╭─ Stored records
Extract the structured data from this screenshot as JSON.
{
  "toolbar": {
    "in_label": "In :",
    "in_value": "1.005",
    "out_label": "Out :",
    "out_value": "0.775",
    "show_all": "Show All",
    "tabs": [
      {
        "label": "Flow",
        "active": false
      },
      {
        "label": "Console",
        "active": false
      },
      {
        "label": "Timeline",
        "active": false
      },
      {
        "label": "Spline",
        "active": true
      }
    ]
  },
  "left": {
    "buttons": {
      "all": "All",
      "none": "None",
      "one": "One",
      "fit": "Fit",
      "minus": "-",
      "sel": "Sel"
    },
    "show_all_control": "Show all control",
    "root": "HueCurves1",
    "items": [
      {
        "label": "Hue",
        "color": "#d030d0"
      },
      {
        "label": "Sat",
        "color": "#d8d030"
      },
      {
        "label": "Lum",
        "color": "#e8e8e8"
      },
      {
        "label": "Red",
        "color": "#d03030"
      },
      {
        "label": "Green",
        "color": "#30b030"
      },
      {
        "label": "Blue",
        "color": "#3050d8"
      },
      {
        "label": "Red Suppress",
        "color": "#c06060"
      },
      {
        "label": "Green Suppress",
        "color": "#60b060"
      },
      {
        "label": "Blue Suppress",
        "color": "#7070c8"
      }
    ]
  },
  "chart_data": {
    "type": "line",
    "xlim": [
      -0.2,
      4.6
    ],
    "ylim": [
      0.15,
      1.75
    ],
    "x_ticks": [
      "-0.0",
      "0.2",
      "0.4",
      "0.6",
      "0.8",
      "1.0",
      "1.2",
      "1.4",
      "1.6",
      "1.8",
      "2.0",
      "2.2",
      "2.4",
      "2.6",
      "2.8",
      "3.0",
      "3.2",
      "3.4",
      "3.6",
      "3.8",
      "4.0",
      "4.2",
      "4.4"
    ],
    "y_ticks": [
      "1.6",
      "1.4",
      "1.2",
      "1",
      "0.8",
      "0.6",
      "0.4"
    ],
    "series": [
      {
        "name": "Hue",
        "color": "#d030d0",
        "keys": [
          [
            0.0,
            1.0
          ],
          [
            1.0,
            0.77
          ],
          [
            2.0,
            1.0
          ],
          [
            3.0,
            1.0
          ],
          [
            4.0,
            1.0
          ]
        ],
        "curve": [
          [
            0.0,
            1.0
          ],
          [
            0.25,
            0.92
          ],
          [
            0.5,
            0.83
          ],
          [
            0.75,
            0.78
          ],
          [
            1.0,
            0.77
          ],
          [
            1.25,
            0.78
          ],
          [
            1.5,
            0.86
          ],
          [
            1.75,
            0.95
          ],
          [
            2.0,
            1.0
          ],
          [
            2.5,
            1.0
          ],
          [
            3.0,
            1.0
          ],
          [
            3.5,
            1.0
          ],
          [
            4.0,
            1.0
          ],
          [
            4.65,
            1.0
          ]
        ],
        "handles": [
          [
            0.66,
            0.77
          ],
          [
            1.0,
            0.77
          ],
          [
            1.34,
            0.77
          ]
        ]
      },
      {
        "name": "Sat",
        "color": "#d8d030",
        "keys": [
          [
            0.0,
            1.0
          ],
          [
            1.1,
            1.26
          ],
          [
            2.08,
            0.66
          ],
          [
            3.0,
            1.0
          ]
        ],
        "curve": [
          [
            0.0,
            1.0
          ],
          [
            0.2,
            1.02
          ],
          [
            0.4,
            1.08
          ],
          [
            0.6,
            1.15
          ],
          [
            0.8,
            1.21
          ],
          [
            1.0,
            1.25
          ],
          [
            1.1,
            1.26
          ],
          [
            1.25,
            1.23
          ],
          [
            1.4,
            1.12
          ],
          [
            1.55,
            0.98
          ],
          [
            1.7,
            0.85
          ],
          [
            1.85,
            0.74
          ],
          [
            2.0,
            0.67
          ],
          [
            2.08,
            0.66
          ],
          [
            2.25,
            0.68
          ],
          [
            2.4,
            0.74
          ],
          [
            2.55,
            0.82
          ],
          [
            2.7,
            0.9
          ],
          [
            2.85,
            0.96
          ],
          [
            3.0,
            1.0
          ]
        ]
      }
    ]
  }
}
╰─
To be done: Give the number of lines in the entries that hold the word "Suppress", and nothing else.

Response below: 3